[Rows from a figure dataset]
───

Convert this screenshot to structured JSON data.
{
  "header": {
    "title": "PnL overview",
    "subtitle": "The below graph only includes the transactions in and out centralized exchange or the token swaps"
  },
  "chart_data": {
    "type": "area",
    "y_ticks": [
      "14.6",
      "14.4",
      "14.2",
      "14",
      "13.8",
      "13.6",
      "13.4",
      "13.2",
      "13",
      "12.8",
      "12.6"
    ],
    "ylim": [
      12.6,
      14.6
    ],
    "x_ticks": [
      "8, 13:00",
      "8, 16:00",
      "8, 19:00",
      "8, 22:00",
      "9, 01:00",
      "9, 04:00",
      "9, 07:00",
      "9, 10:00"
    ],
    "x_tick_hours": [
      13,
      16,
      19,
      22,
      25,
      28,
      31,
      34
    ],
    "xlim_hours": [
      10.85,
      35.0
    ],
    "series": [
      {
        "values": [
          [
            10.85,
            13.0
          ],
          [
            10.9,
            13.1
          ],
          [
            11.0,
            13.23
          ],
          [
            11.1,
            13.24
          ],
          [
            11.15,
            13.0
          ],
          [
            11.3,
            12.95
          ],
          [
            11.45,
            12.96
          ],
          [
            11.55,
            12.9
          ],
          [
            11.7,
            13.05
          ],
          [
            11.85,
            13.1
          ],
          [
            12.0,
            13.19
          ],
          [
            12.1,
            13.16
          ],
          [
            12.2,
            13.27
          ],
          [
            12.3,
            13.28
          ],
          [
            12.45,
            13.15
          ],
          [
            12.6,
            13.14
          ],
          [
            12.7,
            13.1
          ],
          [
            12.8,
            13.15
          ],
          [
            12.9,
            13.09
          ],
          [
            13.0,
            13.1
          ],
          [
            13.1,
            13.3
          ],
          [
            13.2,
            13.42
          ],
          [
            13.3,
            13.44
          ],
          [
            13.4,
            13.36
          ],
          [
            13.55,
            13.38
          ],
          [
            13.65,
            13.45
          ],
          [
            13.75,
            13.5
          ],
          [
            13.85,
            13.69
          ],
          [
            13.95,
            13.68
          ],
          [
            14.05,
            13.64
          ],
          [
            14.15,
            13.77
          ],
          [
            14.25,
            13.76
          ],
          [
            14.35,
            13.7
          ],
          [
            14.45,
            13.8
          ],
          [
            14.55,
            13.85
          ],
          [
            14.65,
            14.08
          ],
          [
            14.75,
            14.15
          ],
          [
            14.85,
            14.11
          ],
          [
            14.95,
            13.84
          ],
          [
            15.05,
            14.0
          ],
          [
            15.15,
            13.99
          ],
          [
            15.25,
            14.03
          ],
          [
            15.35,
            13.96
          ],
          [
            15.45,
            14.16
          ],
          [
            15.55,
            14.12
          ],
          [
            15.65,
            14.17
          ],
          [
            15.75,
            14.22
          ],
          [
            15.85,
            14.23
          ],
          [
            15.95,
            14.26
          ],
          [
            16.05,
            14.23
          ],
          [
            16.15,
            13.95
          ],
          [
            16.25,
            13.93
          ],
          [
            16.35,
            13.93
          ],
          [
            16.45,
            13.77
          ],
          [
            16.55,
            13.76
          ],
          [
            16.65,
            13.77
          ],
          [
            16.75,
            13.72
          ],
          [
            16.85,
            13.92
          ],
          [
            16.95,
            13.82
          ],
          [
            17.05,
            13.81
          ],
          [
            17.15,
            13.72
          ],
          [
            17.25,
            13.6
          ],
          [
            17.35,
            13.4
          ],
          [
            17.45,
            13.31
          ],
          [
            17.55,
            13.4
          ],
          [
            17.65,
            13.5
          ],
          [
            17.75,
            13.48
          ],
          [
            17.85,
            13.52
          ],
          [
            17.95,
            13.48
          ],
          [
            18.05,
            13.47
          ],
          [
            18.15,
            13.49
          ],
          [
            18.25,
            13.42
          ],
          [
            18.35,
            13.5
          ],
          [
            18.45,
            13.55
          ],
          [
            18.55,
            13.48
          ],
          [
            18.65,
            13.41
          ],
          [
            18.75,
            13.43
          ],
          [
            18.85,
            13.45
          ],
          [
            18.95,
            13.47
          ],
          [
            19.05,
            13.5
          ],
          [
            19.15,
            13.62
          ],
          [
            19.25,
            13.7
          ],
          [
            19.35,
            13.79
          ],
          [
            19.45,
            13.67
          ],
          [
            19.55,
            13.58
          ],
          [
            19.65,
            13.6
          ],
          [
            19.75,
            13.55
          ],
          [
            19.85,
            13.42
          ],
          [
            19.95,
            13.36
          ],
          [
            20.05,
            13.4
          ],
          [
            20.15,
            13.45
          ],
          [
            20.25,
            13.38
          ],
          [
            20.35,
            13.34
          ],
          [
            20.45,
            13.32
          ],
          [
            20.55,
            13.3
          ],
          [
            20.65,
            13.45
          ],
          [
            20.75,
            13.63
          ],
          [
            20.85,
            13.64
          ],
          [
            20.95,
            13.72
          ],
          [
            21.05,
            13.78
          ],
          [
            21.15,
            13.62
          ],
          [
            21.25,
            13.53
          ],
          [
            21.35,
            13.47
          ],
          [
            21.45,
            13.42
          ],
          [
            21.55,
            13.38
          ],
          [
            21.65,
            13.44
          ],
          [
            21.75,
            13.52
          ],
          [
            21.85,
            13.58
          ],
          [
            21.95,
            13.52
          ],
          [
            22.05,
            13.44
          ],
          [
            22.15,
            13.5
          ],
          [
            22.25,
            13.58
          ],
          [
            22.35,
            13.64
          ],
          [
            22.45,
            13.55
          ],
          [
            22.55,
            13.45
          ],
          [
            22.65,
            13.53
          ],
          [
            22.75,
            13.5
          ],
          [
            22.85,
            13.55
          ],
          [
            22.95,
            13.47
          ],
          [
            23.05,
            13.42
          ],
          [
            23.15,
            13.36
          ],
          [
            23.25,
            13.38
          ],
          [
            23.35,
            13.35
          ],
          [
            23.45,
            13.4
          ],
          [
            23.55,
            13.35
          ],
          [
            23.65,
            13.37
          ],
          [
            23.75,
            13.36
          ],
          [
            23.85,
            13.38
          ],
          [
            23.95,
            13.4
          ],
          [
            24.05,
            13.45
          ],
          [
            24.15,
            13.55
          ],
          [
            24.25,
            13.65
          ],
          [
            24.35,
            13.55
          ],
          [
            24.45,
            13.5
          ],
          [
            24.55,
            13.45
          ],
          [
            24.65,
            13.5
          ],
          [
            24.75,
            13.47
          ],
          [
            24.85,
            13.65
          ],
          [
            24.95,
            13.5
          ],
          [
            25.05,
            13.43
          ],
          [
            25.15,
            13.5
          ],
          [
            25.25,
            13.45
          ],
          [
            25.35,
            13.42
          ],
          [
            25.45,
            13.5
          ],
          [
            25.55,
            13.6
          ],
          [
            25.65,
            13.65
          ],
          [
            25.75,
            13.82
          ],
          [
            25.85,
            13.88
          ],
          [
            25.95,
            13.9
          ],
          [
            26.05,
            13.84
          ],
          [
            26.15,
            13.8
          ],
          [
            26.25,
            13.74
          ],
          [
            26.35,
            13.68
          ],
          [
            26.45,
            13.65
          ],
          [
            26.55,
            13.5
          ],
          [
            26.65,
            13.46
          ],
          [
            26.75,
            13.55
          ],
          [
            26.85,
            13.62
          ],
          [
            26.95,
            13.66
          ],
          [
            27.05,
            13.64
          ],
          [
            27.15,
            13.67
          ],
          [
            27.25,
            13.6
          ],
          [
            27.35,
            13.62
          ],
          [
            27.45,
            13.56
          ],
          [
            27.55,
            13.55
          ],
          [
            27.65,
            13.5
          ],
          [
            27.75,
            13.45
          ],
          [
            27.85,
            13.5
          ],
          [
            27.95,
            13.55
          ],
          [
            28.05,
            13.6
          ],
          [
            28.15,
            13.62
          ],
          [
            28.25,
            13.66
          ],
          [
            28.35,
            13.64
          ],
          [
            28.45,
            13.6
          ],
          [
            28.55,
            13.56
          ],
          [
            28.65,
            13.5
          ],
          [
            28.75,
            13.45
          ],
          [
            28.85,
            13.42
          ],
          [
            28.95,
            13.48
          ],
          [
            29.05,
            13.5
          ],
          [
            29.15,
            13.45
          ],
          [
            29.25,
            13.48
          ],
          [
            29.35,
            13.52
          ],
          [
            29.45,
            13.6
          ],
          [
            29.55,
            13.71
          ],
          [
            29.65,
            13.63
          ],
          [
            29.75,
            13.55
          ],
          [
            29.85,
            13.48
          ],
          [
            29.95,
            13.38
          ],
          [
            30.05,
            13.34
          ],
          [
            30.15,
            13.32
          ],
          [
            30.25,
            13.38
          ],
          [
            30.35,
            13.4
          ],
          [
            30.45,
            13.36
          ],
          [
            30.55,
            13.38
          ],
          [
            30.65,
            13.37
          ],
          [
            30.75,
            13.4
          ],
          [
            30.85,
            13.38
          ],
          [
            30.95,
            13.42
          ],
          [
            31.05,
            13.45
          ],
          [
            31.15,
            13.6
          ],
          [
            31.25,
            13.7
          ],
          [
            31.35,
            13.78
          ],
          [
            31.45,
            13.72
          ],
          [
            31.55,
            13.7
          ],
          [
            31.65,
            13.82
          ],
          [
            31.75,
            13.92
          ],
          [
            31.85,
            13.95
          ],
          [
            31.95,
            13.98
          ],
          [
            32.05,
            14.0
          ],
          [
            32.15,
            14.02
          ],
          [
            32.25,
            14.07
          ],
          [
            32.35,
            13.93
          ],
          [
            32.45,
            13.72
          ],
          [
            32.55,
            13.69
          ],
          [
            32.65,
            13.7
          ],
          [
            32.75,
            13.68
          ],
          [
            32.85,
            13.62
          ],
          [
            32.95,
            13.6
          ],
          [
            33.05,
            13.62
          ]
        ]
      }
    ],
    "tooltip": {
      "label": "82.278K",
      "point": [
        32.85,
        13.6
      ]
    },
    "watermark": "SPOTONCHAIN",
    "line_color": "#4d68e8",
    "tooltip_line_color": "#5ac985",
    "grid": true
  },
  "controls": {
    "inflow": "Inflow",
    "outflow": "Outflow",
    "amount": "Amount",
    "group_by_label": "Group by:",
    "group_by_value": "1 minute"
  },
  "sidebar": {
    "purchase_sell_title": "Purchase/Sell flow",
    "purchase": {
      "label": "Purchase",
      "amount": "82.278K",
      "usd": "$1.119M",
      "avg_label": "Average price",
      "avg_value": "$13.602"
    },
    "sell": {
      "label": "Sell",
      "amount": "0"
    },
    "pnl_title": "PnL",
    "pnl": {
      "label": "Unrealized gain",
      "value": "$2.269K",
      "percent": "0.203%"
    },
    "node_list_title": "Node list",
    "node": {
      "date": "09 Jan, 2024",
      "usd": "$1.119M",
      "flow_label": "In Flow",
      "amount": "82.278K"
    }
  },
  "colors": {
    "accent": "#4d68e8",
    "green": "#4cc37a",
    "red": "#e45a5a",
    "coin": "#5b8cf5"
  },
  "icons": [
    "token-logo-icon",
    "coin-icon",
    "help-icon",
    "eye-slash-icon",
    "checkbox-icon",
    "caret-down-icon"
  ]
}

───

Report only the number of lines in the listing that contain the word "amount".

EXERCISE SOLUTION
4